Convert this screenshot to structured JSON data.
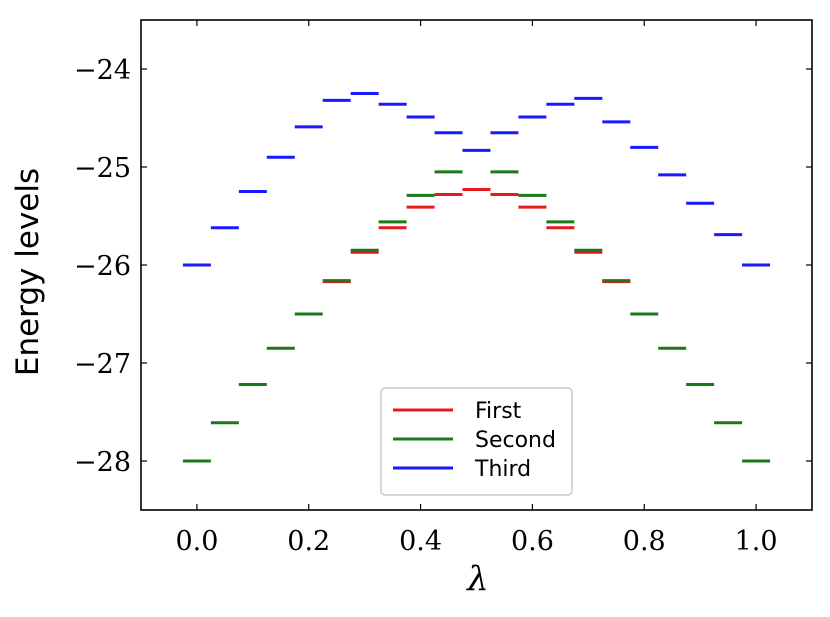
{
  "chart_data": {
    "type": "line",
    "xlabel": "λ",
    "ylabel": "Energy levels",
    "xlim": [
      -0.1,
      1.1
    ],
    "ylim": [
      -28.5,
      -23.5
    ],
    "xticks": [
      0.0,
      0.2,
      0.4,
      0.6,
      0.8,
      1.0
    ],
    "xtick_labels": [
      "0.0",
      "0.2",
      "0.4",
      "0.6",
      "0.8",
      "1.0"
    ],
    "yticks": [
      -24,
      -25,
      -26,
      -27,
      -28
    ],
    "ytick_labels": [
      "−24",
      "−25",
      "−26",
      "−27",
      "−28"
    ],
    "grid": false,
    "legend_position": "lower-center",
    "x": [
      0.0,
      0.05,
      0.1,
      0.15,
      0.2,
      0.25,
      0.3,
      0.35,
      0.4,
      0.45,
      0.5,
      0.55,
      0.6,
      0.65,
      0.7,
      0.75,
      0.8,
      0.85,
      0.9,
      0.95,
      1.0
    ],
    "series": [
      {
        "name": "First",
        "color": "#e41a1c",
        "values": [
          null,
          null,
          null,
          null,
          null,
          -26.17,
          -25.87,
          -25.62,
          -25.41,
          -25.28,
          -25.23,
          -25.28,
          -25.41,
          -25.62,
          -25.87,
          -26.17,
          null,
          null,
          null,
          null,
          null
        ]
      },
      {
        "name": "Second",
        "color": "#1a7a1a",
        "values": [
          -28.0,
          -27.61,
          -27.22,
          -26.85,
          -26.5,
          -26.16,
          -25.85,
          -25.56,
          -25.29,
          -25.05,
          null,
          -25.05,
          -25.29,
          -25.56,
          -25.85,
          -26.16,
          -26.5,
          -26.85,
          -27.22,
          -27.61,
          -28.0
        ]
      },
      {
        "name": "Third",
        "color": "#1a1aff",
        "values": [
          -26.0,
          -25.62,
          -25.25,
          -24.9,
          -24.59,
          -24.32,
          -24.25,
          -24.36,
          -24.49,
          -24.65,
          -24.83,
          -24.65,
          -24.49,
          -24.36,
          -24.3,
          -24.54,
          -24.8,
          -25.08,
          -25.37,
          -25.69,
          -26.0
        ]
      }
    ]
  }
}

### WORK TO DO
Copy the listing over exactly, skipping the pictures it holds.

### EXERCISE SOLUTION
Convert this screenshot to structured JSON data.
{
  "chart_data": {
    "type": "line",
    "xlabel": "λ",
    "ylabel": "Energy levels",
    "xlim": [
      -0.1,
      1.1
    ],
    "ylim": [
      -28.5,
      -23.5
    ],
    "xticks": [
      0.0,
      0.2,
      0.4,
      0.6,
      0.8,
      1.0
    ],
    "xtick_labels": [
      "0.0",
      "0.2",
      "0.4",
      "0.6",
      "0.8",
      "1.0"
    ],
    "yticks": [
      -24,
      -25,
      -26,
      -27,
      -28
    ],
    "ytick_labels": [
      "−24",
      "−25",
      "−26",
      "−27",
      "−28"
    ],
    "grid": false,
    "legend_position": "lower-center",
    "x": [
      0.0,
      0.05,
      0.1,
      0.15,
      0.2,
      0.25,
      0.3,
      0.35,
      0.4,
      0.45,
      0.5,
      0.55,
      0.6,
      0.65,
      0.7,
      0.75,
      0.8,
      0.85,
      0.9,
      0.95,
      1.0
    ],
    "series": [
      {
        "name": "First",
        "color": "#e41a1c",
        "values": [
          null,
          null,
          null,
          null,
          null,
          -26.17,
          -25.87,
          -25.62,
          -25.41,
          -25.28,
          -25.23,
          -25.28,
          -25.41,
          -25.62,
          -25.87,
          -26.17,
          null,
          null,
          null,
          null,
          null
        ]
      },
      {
        "name": "Second",
        "color": "#1a7a1a",
        "values": [
          -28.0,
          -27.61,
          -27.22,
          -26.85,
          -26.5,
          -26.16,
          -25.85,
          -25.56,
          -25.29,
          -25.05,
          null,
          -25.05,
          -25.29,
          -25.56,
          -25.85,
          -26.16,
          -26.5,
          -26.85,
          -27.22,
          -27.61,
          -28.0
        ]
      },
      {
        "name": "Third",
        "color": "#1a1aff",
        "values": [
          -26.0,
          -25.62,
          -25.25,
          -24.9,
          -24.59,
          -24.32,
          -24.25,
          -24.36,
          -24.49,
          -24.65,
          -24.83,
          -24.65,
          -24.49,
          -24.36,
          -24.3,
          -24.54,
          -24.8,
          -25.08,
          -25.37,
          -25.69,
          -26.0
        ]
      }
    ]
  }
}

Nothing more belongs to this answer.